YOUR INSTRUCTIONS:
Every line below should be copied exactly; drop the pictures.

SOURCE MATERIAL:
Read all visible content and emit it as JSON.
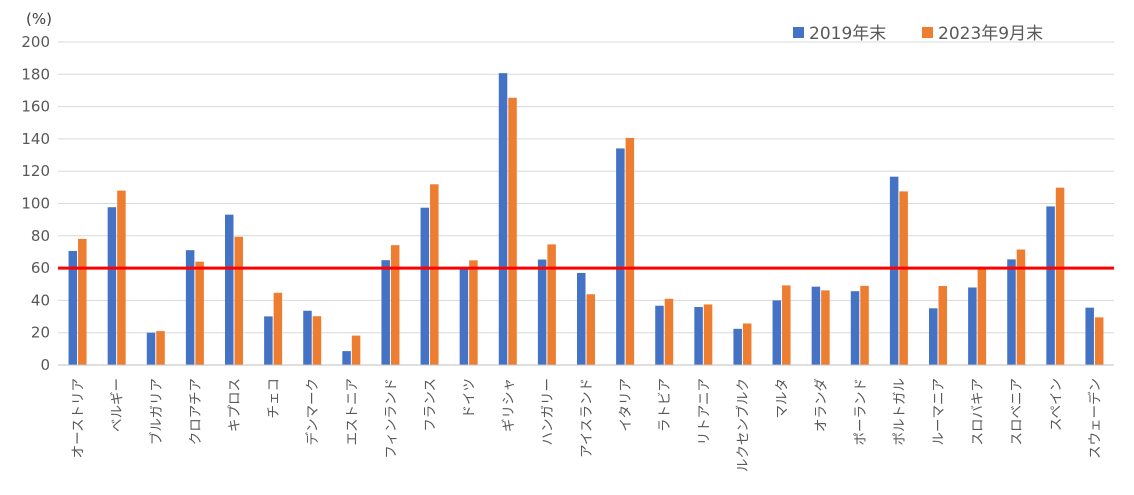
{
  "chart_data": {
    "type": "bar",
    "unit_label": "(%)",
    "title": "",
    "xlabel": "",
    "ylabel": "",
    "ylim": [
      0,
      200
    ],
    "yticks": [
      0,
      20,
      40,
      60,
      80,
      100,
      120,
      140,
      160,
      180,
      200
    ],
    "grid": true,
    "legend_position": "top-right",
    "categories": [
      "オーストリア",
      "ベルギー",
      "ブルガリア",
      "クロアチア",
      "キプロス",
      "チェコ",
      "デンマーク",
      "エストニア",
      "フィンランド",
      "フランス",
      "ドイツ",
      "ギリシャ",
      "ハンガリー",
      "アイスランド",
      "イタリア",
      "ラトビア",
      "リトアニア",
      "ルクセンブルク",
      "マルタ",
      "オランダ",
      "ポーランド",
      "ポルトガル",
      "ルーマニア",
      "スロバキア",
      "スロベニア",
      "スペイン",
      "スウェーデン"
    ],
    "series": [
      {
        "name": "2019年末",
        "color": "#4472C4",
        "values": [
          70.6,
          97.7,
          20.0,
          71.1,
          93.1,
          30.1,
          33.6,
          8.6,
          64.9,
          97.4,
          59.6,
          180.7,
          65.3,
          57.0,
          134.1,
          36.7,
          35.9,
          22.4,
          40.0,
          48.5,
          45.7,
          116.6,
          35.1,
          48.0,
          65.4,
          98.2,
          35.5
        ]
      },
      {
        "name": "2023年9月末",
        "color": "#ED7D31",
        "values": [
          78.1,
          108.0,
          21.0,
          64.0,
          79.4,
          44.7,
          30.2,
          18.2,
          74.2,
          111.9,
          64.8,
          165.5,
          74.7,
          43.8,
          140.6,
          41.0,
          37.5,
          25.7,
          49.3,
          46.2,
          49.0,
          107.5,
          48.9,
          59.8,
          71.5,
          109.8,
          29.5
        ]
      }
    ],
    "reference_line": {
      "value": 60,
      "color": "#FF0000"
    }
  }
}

CORRECT ANSWER:
Read all visible content and emit it as JSON.
{
  "chart_data": {
    "type": "bar",
    "unit_label": "(%)",
    "title": "",
    "xlabel": "",
    "ylabel": "",
    "ylim": [
      0,
      200
    ],
    "yticks": [
      0,
      20,
      40,
      60,
      80,
      100,
      120,
      140,
      160,
      180,
      200
    ],
    "grid": true,
    "legend_position": "top-right",
    "categories": [
      "オーストリア",
      "ベルギー",
      "ブルガリア",
      "クロアチア",
      "キプロス",
      "チェコ",
      "デンマーク",
      "エストニア",
      "フィンランド",
      "フランス",
      "ドイツ",
      "ギリシャ",
      "ハンガリー",
      "アイスランド",
      "イタリア",
      "ラトビア",
      "リトアニア",
      "ルクセンブルク",
      "マルタ",
      "オランダ",
      "ポーランド",
      "ポルトガル",
      "ルーマニア",
      "スロバキア",
      "スロベニア",
      "スペイン",
      "スウェーデン"
    ],
    "series": [
      {
        "name": "2019年末",
        "color": "#4472C4",
        "values": [
          70.6,
          97.7,
          20.0,
          71.1,
          93.1,
          30.1,
          33.6,
          8.6,
          64.9,
          97.4,
          59.6,
          180.7,
          65.3,
          57.0,
          134.1,
          36.7,
          35.9,
          22.4,
          40.0,
          48.5,
          45.7,
          116.6,
          35.1,
          48.0,
          65.4,
          98.2,
          35.5
        ]
      },
      {
        "name": "2023年9月末",
        "color": "#ED7D31",
        "values": [
          78.1,
          108.0,
          21.0,
          64.0,
          79.4,
          44.7,
          30.2,
          18.2,
          74.2,
          111.9,
          64.8,
          165.5,
          74.7,
          43.8,
          140.6,
          41.0,
          37.5,
          25.7,
          49.3,
          46.2,
          49.0,
          107.5,
          48.9,
          59.8,
          71.5,
          109.8,
          29.5
        ]
      }
    ],
    "reference_line": {
      "value": 60,
      "color": "#FF0000"
    }
  }
}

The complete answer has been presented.